— Begin —
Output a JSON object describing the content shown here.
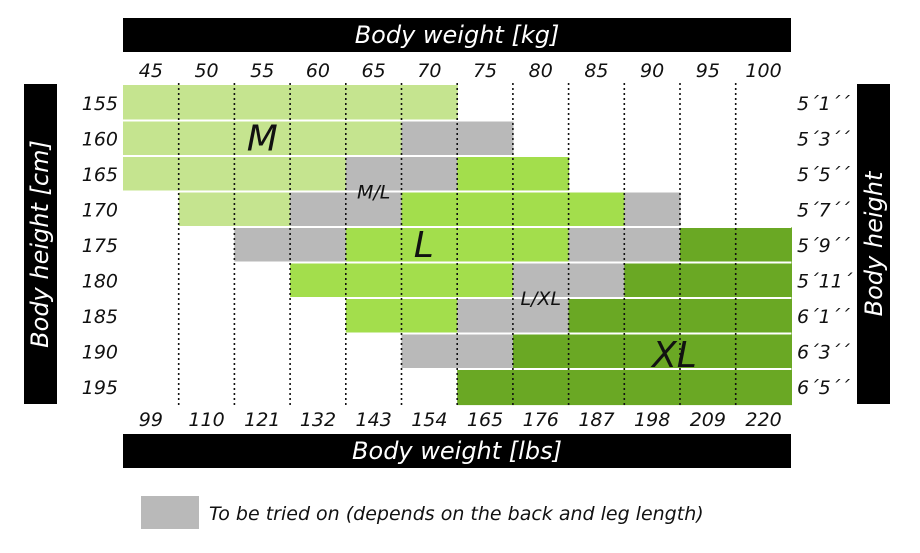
{
  "chart_data": {
    "type": "heatmap",
    "x_top_label": "Body weight [kg]",
    "x_bottom_label": "Body weight [lbs]",
    "y_left_label": "Body height [cm]",
    "y_right_label": "Body height",
    "weights_kg": [
      "45",
      "50",
      "55",
      "60",
      "65",
      "70",
      "75",
      "80",
      "85",
      "90",
      "95",
      "100"
    ],
    "weights_lbs": [
      "99",
      "110",
      "121",
      "132",
      "143",
      "154",
      "165",
      "176",
      "187",
      "198",
      "209",
      "220"
    ],
    "heights_cm": [
      "155",
      "160",
      "165",
      "170",
      "175",
      "180",
      "185",
      "190",
      "195"
    ],
    "heights_ft": [
      "5´1´´",
      "5´3´´",
      "5´5´´",
      "5´7´´",
      "5´9´´",
      "5´11´´",
      "6´1´´",
      "6´3´´",
      "6´5´´"
    ],
    "colors": {
      "M": "#c5e48f",
      "L": "#a3de4c",
      "XL": "#6aa824",
      "tryon": "#b9b9b9"
    },
    "grid": [
      [
        "M",
        "M",
        "M",
        "M",
        "M",
        "M",
        "",
        "",
        "",
        "",
        "",
        ""
      ],
      [
        "M",
        "M",
        "M",
        "M",
        "M",
        "tryon",
        "tryon",
        "",
        "",
        "",
        "",
        ""
      ],
      [
        "M",
        "M",
        "M",
        "M",
        "tryon",
        "tryon",
        "L",
        "L",
        "",
        "",
        "",
        ""
      ],
      [
        "",
        "M",
        "M",
        "tryon",
        "tryon",
        "L",
        "L",
        "L",
        "L",
        "tryon",
        "",
        ""
      ],
      [
        "",
        "",
        "tryon",
        "tryon",
        "L",
        "L",
        "L",
        "L",
        "tryon",
        "tryon",
        "XL",
        "XL"
      ],
      [
        "",
        "",
        "",
        "L",
        "L",
        "L",
        "L",
        "tryon",
        "tryon",
        "XL",
        "XL",
        "XL"
      ],
      [
        "",
        "",
        "",
        "",
        "L",
        "L",
        "tryon",
        "tryon",
        "XL",
        "XL",
        "XL",
        "XL"
      ],
      [
        "",
        "",
        "",
        "",
        "",
        "tryon",
        "tryon",
        "XL",
        "XL",
        "XL",
        "XL",
        "XL"
      ],
      [
        "",
        "",
        "",
        "",
        "",
        "",
        "XL",
        "XL",
        "XL",
        "XL",
        "XL",
        "XL"
      ]
    ],
    "size_labels": [
      {
        "text": "M",
        "row": 1.5,
        "col": 2.5,
        "size": "big"
      },
      {
        "text": "M/L",
        "row": 3.0,
        "col": 4.5,
        "size": "small"
      },
      {
        "text": "L",
        "row": 4.5,
        "col": 5.4,
        "size": "big"
      },
      {
        "text": "L/XL",
        "row": 6.0,
        "col": 7.5,
        "size": "small"
      },
      {
        "text": "XL",
        "row": 7.6,
        "col": 9.9,
        "size": "big"
      }
    ],
    "legend": {
      "swatch": "tryon",
      "text": "To be tried on (depends on the back and leg length)"
    }
  }
}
— End —
Problem description - Copy the material exactly. Do not include the pictures.

Response to this task -
Output a JSON object describing the content shown here.
{
  "chart_data": {
    "type": "heatmap",
    "x_top_label": "Body weight [kg]",
    "x_bottom_label": "Body weight [lbs]",
    "y_left_label": "Body height [cm]",
    "y_right_label": "Body height",
    "weights_kg": [
      "45",
      "50",
      "55",
      "60",
      "65",
      "70",
      "75",
      "80",
      "85",
      "90",
      "95",
      "100"
    ],
    "weights_lbs": [
      "99",
      "110",
      "121",
      "132",
      "143",
      "154",
      "165",
      "176",
      "187",
      "198",
      "209",
      "220"
    ],
    "heights_cm": [
      "155",
      "160",
      "165",
      "170",
      "175",
      "180",
      "185",
      "190",
      "195"
    ],
    "heights_ft": [
      "5´1´´",
      "5´3´´",
      "5´5´´",
      "5´7´´",
      "5´9´´",
      "5´11´´",
      "6´1´´",
      "6´3´´",
      "6´5´´"
    ],
    "colors": {
      "M": "#c5e48f",
      "L": "#a3de4c",
      "XL": "#6aa824",
      "tryon": "#b9b9b9"
    },
    "grid": [
      [
        "M",
        "M",
        "M",
        "M",
        "M",
        "M",
        "",
        "",
        "",
        "",
        "",
        ""
      ],
      [
        "M",
        "M",
        "M",
        "M",
        "M",
        "tryon",
        "tryon",
        "",
        "",
        "",
        "",
        ""
      ],
      [
        "M",
        "M",
        "M",
        "M",
        "tryon",
        "tryon",
        "L",
        "L",
        "",
        "",
        "",
        ""
      ],
      [
        "",
        "M",
        "M",
        "tryon",
        "tryon",
        "L",
        "L",
        "L",
        "L",
        "tryon",
        "",
        ""
      ],
      [
        "",
        "",
        "tryon",
        "tryon",
        "L",
        "L",
        "L",
        "L",
        "tryon",
        "tryon",
        "XL",
        "XL"
      ],
      [
        "",
        "",
        "",
        "L",
        "L",
        "L",
        "L",
        "tryon",
        "tryon",
        "XL",
        "XL",
        "XL"
      ],
      [
        "",
        "",
        "",
        "",
        "L",
        "L",
        "tryon",
        "tryon",
        "XL",
        "XL",
        "XL",
        "XL"
      ],
      [
        "",
        "",
        "",
        "",
        "",
        "tryon",
        "tryon",
        "XL",
        "XL",
        "XL",
        "XL",
        "XL"
      ],
      [
        "",
        "",
        "",
        "",
        "",
        "",
        "XL",
        "XL",
        "XL",
        "XL",
        "XL",
        "XL"
      ]
    ],
    "size_labels": [
      {
        "text": "M",
        "row": 1.5,
        "col": 2.5,
        "size": "big"
      },
      {
        "text": "M/L",
        "row": 3.0,
        "col": 4.5,
        "size": "small"
      },
      {
        "text": "L",
        "row": 4.5,
        "col": 5.4,
        "size": "big"
      },
      {
        "text": "L/XL",
        "row": 6.0,
        "col": 7.5,
        "size": "small"
      },
      {
        "text": "XL",
        "row": 7.6,
        "col": 9.9,
        "size": "big"
      }
    ],
    "legend": {
      "swatch": "tryon",
      "text": "To be tried on (depends on the back and leg length)"
    }
  }
}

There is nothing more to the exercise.